DATA FOR THIS EXERCISE
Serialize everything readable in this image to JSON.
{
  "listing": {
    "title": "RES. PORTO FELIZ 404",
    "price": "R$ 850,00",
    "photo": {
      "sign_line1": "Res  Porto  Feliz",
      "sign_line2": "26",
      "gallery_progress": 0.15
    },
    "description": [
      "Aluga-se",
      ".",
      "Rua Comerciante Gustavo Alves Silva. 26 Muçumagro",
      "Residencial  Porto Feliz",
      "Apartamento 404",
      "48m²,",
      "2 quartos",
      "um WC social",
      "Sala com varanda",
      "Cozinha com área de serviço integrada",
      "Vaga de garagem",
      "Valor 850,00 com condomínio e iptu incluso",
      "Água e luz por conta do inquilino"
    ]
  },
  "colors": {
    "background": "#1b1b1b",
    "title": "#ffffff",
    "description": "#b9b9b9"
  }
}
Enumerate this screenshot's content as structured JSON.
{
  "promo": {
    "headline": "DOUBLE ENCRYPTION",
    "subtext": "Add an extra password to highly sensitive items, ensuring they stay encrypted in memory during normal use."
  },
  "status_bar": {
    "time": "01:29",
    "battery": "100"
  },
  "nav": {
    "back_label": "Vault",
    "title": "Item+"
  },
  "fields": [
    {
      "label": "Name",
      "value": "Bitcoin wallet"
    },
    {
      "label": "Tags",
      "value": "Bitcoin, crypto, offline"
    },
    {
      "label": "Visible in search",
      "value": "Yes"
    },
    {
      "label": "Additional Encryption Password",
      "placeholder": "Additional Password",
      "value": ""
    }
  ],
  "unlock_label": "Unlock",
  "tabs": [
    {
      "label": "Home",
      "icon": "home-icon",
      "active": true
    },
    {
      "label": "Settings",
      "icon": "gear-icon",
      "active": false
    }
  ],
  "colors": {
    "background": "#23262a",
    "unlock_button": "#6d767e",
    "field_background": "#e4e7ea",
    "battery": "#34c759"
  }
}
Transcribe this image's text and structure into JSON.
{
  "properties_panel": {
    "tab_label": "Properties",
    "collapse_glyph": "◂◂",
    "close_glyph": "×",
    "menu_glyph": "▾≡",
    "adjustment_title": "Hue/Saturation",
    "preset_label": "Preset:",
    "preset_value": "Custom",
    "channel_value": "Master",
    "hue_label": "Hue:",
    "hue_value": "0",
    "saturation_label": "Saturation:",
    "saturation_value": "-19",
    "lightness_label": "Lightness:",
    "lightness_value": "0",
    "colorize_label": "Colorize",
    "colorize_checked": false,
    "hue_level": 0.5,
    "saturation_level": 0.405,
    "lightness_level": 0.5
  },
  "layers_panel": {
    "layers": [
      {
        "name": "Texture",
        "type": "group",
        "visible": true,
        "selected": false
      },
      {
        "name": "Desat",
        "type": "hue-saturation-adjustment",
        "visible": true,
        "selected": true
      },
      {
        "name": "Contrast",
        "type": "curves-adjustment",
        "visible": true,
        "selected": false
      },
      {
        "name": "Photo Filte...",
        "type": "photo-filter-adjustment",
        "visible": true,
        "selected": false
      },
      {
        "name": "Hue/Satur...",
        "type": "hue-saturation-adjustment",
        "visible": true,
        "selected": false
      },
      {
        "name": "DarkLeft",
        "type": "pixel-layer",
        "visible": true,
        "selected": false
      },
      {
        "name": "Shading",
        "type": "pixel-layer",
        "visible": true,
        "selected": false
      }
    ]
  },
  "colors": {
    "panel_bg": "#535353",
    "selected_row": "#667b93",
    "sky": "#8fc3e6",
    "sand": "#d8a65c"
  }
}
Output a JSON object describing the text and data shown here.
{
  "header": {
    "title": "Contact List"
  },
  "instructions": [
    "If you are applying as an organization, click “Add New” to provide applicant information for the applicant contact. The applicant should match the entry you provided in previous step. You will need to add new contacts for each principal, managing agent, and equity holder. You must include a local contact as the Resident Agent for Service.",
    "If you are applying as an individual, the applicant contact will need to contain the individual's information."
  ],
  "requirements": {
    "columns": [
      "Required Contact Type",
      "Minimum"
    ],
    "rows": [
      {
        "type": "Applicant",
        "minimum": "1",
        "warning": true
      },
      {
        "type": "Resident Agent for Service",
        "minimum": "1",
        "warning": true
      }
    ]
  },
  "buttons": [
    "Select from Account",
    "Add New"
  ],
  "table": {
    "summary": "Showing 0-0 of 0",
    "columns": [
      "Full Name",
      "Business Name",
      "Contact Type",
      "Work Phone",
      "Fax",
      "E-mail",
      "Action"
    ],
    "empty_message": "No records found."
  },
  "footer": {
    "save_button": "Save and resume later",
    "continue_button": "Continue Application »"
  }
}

TASK BRIEF
Scan the data above; copy every line where "JSON" appears.

TASK OUTPUT
Serialize everything readable in this image to JSON.
Enumerate this screenshot's content as structured JSON.
Transcribe this image's text and structure into JSON.
Output a JSON object describing the text and data shown here.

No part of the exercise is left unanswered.